• [Exercise brief]
Every line of the material below must be repeated exactly.

Excerpts from a figure dataset:
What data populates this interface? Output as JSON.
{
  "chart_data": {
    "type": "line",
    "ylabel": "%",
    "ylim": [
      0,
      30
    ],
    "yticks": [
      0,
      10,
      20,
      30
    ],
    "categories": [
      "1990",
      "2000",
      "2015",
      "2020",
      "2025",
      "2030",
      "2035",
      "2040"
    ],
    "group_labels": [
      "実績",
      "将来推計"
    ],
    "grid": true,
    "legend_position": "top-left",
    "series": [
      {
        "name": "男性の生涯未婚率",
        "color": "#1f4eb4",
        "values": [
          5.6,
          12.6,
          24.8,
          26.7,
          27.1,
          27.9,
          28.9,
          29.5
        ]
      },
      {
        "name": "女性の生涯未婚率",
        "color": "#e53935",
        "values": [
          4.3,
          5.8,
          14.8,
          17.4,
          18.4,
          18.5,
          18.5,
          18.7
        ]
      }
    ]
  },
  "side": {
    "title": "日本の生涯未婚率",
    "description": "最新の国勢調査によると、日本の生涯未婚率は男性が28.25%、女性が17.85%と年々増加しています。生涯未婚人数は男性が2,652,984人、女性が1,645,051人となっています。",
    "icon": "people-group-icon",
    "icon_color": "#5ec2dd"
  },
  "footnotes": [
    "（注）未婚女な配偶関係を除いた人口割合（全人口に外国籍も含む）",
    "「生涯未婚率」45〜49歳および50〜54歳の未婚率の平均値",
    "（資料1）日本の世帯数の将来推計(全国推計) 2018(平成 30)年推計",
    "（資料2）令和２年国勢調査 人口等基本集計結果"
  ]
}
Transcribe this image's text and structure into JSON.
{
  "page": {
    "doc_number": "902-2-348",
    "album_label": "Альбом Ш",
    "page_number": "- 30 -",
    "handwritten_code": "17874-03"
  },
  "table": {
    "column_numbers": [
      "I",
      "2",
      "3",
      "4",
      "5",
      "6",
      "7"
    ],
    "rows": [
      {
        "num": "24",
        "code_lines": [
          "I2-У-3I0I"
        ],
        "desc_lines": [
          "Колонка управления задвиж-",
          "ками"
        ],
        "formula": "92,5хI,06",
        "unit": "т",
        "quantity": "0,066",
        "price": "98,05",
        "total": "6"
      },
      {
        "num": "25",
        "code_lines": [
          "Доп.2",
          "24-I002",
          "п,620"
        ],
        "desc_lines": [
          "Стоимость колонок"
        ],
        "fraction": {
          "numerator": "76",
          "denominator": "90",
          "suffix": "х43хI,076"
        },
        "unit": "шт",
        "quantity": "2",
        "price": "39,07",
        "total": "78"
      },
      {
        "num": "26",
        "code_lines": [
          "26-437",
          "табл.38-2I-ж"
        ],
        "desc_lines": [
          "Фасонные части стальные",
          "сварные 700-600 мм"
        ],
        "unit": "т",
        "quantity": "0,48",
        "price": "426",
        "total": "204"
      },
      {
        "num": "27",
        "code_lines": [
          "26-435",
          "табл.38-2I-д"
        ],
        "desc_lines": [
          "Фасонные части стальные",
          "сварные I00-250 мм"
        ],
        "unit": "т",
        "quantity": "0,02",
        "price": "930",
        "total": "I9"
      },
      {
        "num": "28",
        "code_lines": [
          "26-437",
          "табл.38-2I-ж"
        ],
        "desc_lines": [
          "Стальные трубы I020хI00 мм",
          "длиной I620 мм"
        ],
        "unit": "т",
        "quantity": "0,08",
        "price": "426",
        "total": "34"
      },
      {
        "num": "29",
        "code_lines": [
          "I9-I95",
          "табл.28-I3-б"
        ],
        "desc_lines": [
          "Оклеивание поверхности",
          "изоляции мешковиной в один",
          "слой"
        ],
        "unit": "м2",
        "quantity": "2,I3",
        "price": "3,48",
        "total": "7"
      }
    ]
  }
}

• [Result of this exercise]
What data populates this interface? Output as JSON.
{
  "chart_data": {
    "type": "line",
    "ylabel": "%",
    "ylim": [
      0,
      30
    ],
    "yticks": [
      0,
      10,
      20,
      30
    ],
    "categories": [
      "1990",
      "2000",
      "2015",
      "2020",
      "2025",
      "2030",
      "2035",
      "2040"
    ],
    "group_labels": [
      "実績",
      "将来推計"
    ],
    "grid": true,
    "legend_position": "top-left",
    "series": [
      {
        "name": "男性の生涯未婚率",
        "color": "#1f4eb4",
        "values": [
          5.6,
          12.6,
          24.8,
          26.7,
          27.1,
          27.9,
          28.9,
          29.5
        ]
      },
      {
        "name": "女性の生涯未婚率",
        "color": "#e53935",
        "values": [
          4.3,
          5.8,
          14.8,
          17.4,
          18.4,
          18.5,
          18.5,
          18.7
        ]
      }
    ]
  },
  "side": {
    "title": "日本の生涯未婚率",
    "description": "最新の国勢調査によると、日本の生涯未婚率は男性が28.25%、女性が17.85%と年々増加しています。生涯未婚人数は男性が2,652,984人、女性が1,645,051人となっています。",
    "icon": "people-group-icon",
    "icon_color": "#5ec2dd"
  },
  "footnotes": [
    "（注）未婚女な配偶関係を除いた人口割合（全人口に外国籍も含む）",
    "「生涯未婚率」45〜49歳および50〜54歳の未婚率の平均値",
    "（資料1）日本の世帯数の将来推計(全国推計) 2018(平成 30)年推計",
    "（資料2）令和２年国勢調査 人口等基本集計結果"
  ]
}
Transcribe this image's text and structure into JSON.
{
  "page": {
    "doc_number": "902-2-348",
    "album_label": "Альбом Ш",
    "page_number": "- 30 -",
    "handwritten_code": "17874-03"
  },
  "table": {
    "column_numbers": [
      "I",
      "2",
      "3",
      "4",
      "5",
      "6",
      "7"
    ],
    "rows": [
      {
        "num": "24",
        "code_lines": [
          "I2-У-3I0I"
        ],
        "desc_lines": [
          "Колонка управления задвиж-",
          "ками"
        ],
        "formula": "92,5хI,06",
        "unit": "т",
        "quantity": "0,066",
        "price": "98,05",
        "total": "6"
      },
      {
        "num": "25",
        "code_lines": [
          "Доп.2",
          "24-I002",
          "п,620"
        ],
        "desc_lines": [
          "Стоимость колонок"
        ],
        "fraction": {
          "numerator": "76",
          "denominator": "90",
          "suffix": "х43хI,076"
        },
        "unit": "шт",
        "quantity": "2",
        "price": "39,07",
        "total": "78"
      },
      {
        "num": "26",
        "code_lines": [
          "26-437",
          "табл.38-2I-ж"
        ],
        "desc_lines": [
          "Фасонные части стальные",
          "сварные 700-600 мм"
        ],
        "unit": "т",
        "quantity": "0,48",
        "price": "426",
        "total": "204"
      },
      {
        "num": "27",
        "code_lines": [
          "26-435",
          "табл.38-2I-д"
        ],
        "desc_lines": [
          "Фасонные части стальные",
          "сварные I00-250 мм"
        ],
        "unit": "т",
        "quantity": "0,02",
        "price": "930",
        "total": "I9"
      },
      {
        "num": "28",
        "code_lines": [
          "26-437",
          "табл.38-2I-ж"
        ],
        "desc_lines": [
          "Стальные трубы I020хI00 мм",
          "длиной I620 мм"
        ],
        "unit": "т",
        "quantity": "0,08",
        "price": "426",
        "total": "34"
      },
      {
        "num": "29",
        "code_lines": [
          "I9-I95",
          "табл.28-I3-б"
        ],
        "desc_lines": [
          "Оклеивание поверхности",
          "изоляции мешковиной в один",
          "слой"
        ],
        "unit": "м2",
        "quantity": "2,I3",
        "price": "3,48",
        "total": "7"
      }
    ]
  }
}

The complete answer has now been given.